**What to work on:**
Every entry below should be repeated exactly; the pictures should not.

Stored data
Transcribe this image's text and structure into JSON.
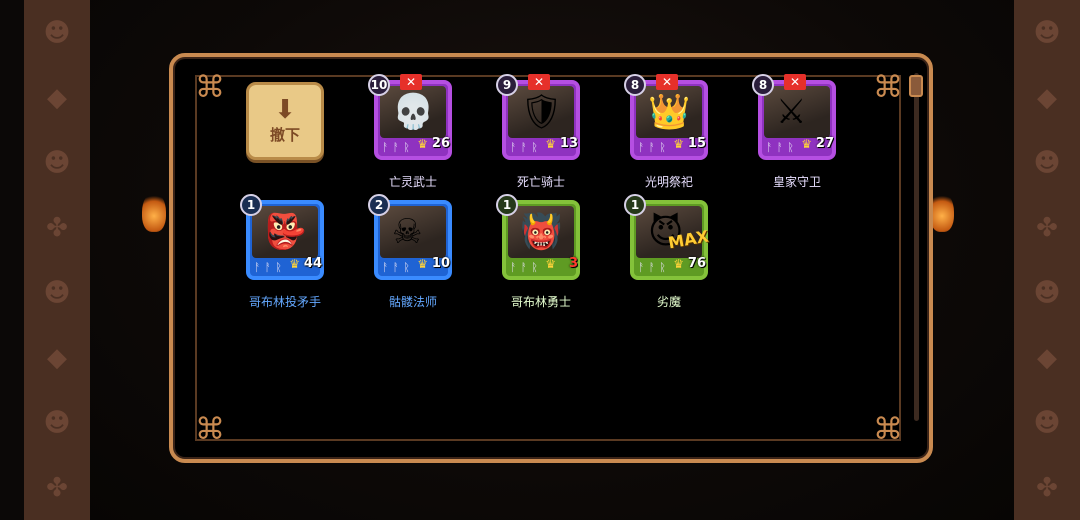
{
  "remove_button": {
    "label": "撤下",
    "icon": "down-arrow-icon"
  },
  "deployed_units": [
    {
      "name": "亡灵武士",
      "level": "10",
      "count": "26",
      "rarity": "purple",
      "icon": "undead-warrior-portrait"
    },
    {
      "name": "死亡骑士",
      "level": "9",
      "count": "13",
      "rarity": "purple",
      "icon": "death-knight-portrait"
    },
    {
      "name": "光明祭祀",
      "level": "8",
      "count": "15",
      "rarity": "purple",
      "icon": "light-priest-portrait"
    },
    {
      "name": "皇家守卫",
      "level": "8",
      "count": "27",
      "rarity": "purple",
      "icon": "royal-guard-portrait"
    }
  ],
  "reserve_units": [
    {
      "name": "哥布林投矛手",
      "level": "1",
      "count": "44",
      "rarity": "blue",
      "icon": "goblin-spearman-portrait"
    },
    {
      "name": "骷髅法师",
      "level": "2",
      "count": "10",
      "rarity": "blue",
      "icon": "skeleton-mage-portrait"
    },
    {
      "name": "哥布林勇士",
      "level": "1",
      "count": "3",
      "rarity": "green",
      "icon": "goblin-warrior-portrait"
    },
    {
      "name": "劣魔",
      "level": "1",
      "count": "76",
      "rarity": "green",
      "icon": "imp-portrait",
      "badge": "MAX"
    }
  ],
  "colors": {
    "purple": "#8f32c0",
    "blue": "#1f63d4",
    "green": "#5f9b23",
    "panel_border": "#c98a50",
    "cancel_red": "#e6302a"
  }
}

**Output for this task:**
Transcribe this image's text and structure into JSON.
{
  "remove_button": {
    "label": "撤下",
    "icon": "down-arrow-icon"
  },
  "deployed_units": [
    {
      "name": "亡灵武士",
      "level": "10",
      "count": "26",
      "rarity": "purple",
      "icon": "undead-warrior-portrait"
    },
    {
      "name": "死亡骑士",
      "level": "9",
      "count": "13",
      "rarity": "purple",
      "icon": "death-knight-portrait"
    },
    {
      "name": "光明祭祀",
      "level": "8",
      "count": "15",
      "rarity": "purple",
      "icon": "light-priest-portrait"
    },
    {
      "name": "皇家守卫",
      "level": "8",
      "count": "27",
      "rarity": "purple",
      "icon": "royal-guard-portrait"
    }
  ],
  "reserve_units": [
    {
      "name": "哥布林投矛手",
      "level": "1",
      "count": "44",
      "rarity": "blue",
      "icon": "goblin-spearman-portrait"
    },
    {
      "name": "骷髅法师",
      "level": "2",
      "count": "10",
      "rarity": "blue",
      "icon": "skeleton-mage-portrait"
    },
    {
      "name": "哥布林勇士",
      "level": "1",
      "count": "3",
      "rarity": "green",
      "icon": "goblin-warrior-portrait"
    },
    {
      "name": "劣魔",
      "level": "1",
      "count": "76",
      "rarity": "green",
      "icon": "imp-portrait",
      "badge": "MAX"
    }
  ],
  "colors": {
    "purple": "#8f32c0",
    "blue": "#1f63d4",
    "green": "#5f9b23",
    "panel_border": "#c98a50",
    "cancel_red": "#e6302a"
  }
}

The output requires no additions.